# Material provided
╔══
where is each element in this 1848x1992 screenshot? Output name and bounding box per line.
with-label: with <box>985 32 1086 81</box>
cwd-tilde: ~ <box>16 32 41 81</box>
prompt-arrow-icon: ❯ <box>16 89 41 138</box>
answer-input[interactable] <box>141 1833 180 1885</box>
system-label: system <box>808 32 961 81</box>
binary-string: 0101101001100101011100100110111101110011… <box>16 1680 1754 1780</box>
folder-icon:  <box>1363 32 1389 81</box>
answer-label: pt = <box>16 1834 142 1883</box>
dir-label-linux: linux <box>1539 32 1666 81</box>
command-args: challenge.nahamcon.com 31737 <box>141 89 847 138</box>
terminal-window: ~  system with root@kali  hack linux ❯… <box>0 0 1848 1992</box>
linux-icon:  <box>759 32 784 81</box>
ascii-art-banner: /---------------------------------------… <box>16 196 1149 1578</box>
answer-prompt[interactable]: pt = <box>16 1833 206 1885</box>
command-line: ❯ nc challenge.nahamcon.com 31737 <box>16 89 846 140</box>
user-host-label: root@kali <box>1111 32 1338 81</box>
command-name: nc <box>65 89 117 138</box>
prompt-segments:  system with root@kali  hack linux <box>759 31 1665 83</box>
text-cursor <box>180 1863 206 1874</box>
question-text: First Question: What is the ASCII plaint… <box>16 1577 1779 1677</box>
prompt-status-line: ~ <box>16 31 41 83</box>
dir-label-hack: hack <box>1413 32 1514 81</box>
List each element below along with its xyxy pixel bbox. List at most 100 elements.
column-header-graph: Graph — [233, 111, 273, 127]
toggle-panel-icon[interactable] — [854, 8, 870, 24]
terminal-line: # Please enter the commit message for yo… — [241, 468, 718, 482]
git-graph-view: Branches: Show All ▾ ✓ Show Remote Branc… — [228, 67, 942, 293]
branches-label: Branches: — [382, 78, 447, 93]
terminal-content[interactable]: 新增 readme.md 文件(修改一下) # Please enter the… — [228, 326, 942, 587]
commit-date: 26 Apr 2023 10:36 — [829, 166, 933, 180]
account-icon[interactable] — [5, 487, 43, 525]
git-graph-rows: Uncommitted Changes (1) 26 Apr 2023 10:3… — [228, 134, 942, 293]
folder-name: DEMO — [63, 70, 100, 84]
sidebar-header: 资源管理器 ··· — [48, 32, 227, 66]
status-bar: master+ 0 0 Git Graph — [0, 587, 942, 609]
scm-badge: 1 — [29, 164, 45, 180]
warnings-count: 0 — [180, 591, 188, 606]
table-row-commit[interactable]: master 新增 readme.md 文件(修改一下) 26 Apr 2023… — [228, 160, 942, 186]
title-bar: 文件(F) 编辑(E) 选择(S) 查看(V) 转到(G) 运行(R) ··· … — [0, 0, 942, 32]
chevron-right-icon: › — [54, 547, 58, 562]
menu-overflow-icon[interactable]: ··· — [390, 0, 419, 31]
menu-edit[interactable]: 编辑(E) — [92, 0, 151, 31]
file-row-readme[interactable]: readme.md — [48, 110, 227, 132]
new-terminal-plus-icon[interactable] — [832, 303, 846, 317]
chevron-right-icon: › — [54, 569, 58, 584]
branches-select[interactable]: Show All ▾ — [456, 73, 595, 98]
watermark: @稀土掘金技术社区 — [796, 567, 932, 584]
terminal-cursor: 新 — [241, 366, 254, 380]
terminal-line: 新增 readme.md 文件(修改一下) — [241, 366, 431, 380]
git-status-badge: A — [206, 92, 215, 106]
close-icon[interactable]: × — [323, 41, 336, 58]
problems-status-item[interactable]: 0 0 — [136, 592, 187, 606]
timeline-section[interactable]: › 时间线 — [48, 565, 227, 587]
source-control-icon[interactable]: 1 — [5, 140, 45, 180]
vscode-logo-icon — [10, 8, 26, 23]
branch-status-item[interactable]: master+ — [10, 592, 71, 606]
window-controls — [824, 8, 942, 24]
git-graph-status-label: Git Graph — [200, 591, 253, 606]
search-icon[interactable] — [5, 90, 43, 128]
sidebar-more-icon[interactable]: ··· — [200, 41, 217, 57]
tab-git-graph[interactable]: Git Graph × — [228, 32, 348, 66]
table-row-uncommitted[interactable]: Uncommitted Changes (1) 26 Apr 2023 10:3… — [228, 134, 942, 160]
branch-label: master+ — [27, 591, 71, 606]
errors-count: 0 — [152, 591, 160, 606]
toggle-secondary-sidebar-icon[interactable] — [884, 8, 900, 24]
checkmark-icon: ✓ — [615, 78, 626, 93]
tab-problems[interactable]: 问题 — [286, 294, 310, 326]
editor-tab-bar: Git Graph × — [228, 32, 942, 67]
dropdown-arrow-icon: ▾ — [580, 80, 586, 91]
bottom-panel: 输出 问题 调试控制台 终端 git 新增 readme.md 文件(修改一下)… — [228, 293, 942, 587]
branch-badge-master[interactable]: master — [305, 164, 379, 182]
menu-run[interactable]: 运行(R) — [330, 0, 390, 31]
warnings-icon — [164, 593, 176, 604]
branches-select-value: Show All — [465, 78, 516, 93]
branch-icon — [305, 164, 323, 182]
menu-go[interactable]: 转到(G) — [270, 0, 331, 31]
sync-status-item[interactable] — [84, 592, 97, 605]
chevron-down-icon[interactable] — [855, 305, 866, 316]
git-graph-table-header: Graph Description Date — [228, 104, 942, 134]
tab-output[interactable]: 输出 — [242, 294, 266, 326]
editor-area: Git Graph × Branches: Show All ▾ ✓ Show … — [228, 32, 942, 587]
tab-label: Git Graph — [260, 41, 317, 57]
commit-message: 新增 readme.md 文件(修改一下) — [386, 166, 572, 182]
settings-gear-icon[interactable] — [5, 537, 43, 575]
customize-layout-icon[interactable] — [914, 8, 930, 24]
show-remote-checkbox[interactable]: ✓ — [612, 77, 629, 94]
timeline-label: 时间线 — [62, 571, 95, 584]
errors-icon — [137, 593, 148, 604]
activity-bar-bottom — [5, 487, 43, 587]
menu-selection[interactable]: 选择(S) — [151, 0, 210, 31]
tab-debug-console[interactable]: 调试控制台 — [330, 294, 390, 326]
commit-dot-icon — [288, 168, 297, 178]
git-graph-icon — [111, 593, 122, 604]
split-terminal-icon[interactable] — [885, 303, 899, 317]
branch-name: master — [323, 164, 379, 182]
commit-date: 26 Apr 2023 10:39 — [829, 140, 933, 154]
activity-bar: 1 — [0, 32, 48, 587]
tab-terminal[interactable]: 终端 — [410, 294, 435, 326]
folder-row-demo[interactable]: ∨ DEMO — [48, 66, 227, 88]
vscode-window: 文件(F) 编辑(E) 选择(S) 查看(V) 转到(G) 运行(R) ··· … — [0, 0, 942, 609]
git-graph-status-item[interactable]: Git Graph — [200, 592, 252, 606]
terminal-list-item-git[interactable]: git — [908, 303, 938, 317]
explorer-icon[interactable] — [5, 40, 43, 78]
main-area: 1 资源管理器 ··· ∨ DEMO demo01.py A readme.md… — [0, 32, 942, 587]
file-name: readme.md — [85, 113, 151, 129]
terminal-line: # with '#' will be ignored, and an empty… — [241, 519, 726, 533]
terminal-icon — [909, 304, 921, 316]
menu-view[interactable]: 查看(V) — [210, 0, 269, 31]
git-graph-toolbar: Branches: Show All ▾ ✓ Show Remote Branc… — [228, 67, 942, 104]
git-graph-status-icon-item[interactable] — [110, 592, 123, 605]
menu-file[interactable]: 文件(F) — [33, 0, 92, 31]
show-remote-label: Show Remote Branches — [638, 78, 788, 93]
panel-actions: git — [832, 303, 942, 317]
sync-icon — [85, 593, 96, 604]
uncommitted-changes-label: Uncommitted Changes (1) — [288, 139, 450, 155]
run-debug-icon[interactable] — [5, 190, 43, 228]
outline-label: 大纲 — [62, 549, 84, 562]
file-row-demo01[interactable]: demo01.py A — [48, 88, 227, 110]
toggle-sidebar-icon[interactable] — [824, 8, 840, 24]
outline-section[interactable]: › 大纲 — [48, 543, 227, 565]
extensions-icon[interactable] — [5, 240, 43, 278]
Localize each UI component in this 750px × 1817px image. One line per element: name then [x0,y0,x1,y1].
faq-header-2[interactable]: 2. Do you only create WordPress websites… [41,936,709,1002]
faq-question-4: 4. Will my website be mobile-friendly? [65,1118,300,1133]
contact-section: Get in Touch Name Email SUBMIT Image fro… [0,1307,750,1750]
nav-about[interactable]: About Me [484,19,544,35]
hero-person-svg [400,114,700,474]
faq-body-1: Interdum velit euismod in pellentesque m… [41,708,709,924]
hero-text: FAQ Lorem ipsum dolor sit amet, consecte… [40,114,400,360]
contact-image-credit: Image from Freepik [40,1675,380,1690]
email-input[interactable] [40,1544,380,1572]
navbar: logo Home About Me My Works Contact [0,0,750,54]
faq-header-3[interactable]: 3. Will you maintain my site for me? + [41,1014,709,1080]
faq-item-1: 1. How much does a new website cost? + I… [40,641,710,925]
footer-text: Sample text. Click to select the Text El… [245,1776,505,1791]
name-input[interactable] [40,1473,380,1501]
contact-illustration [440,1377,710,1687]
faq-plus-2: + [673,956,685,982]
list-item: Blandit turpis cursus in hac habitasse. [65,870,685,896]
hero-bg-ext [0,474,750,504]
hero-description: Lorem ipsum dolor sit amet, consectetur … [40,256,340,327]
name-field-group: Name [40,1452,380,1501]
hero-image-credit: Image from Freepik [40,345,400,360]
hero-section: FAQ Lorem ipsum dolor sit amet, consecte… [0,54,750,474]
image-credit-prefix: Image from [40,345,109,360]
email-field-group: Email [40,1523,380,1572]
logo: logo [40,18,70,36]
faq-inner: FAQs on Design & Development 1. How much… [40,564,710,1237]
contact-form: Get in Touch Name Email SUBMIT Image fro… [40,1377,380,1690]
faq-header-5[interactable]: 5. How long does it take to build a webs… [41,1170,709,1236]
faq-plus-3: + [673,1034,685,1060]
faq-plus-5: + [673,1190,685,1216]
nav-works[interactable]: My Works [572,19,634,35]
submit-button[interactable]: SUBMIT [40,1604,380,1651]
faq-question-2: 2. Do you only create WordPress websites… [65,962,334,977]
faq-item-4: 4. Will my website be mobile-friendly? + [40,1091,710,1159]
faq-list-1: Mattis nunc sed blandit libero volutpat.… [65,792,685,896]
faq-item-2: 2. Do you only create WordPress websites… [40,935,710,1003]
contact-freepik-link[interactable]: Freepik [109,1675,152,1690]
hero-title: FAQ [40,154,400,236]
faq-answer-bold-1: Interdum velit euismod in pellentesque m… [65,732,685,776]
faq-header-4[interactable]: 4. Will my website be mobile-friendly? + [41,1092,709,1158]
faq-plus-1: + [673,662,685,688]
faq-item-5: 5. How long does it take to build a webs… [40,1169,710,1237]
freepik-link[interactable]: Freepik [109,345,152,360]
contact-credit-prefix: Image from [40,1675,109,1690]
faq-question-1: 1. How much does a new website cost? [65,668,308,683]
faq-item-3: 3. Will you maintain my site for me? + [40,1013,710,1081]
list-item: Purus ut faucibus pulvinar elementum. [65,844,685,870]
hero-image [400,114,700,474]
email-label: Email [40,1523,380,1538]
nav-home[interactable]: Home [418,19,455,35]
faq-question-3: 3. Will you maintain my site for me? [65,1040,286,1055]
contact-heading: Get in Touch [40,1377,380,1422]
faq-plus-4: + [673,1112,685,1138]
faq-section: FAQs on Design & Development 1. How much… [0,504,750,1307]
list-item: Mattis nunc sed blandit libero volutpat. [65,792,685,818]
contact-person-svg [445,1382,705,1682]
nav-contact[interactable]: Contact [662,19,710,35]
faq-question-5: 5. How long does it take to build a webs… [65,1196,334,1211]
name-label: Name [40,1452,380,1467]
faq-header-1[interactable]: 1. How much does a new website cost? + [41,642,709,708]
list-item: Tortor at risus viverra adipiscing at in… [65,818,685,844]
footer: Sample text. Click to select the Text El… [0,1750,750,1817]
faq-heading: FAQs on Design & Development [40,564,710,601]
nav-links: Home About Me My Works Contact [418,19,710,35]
╚══
Reproduce the listing without any change, from its first line through the line containing "prompt-segments:  system", inclusive.

# In response
where is each element in this 1848x1992 screenshot? Output name and bounding box per line.
with-label: with <box>985 32 1086 81</box>
cwd-tilde: ~ <box>16 32 41 81</box>
prompt-arrow-icon: ❯ <box>16 89 41 138</box>
answer-input[interactable] <box>141 1833 180 1885</box>
system-label: system <box>808 32 961 81</box>
binary-string: 0101101001100101011100100110111101110011… <box>16 1680 1754 1780</box>
folder-icon:  <box>1363 32 1389 81</box>
answer-label: pt = <box>16 1834 142 1883</box>
dir-label-linux: linux <box>1539 32 1666 81</box>
command-args: challenge.nahamcon.com 31737 <box>141 89 847 138</box>
terminal-window: ~  system with root@kali  hack linux ❯… <box>0 0 1848 1992</box>
linux-icon:  <box>759 32 784 81</box>
ascii-art-banner: /---------------------------------------… <box>16 196 1149 1578</box>
answer-prompt[interactable]: pt = <box>16 1833 206 1885</box>
command-line: ❯ nc challenge.nahamcon.com 31737 <box>16 89 846 140</box>
user-host-label: root@kali <box>1111 32 1338 81</box>
command-name: nc <box>65 89 117 138</box>
prompt-segments:  system with root@kali  hack linux <box>759 31 1665 83</box>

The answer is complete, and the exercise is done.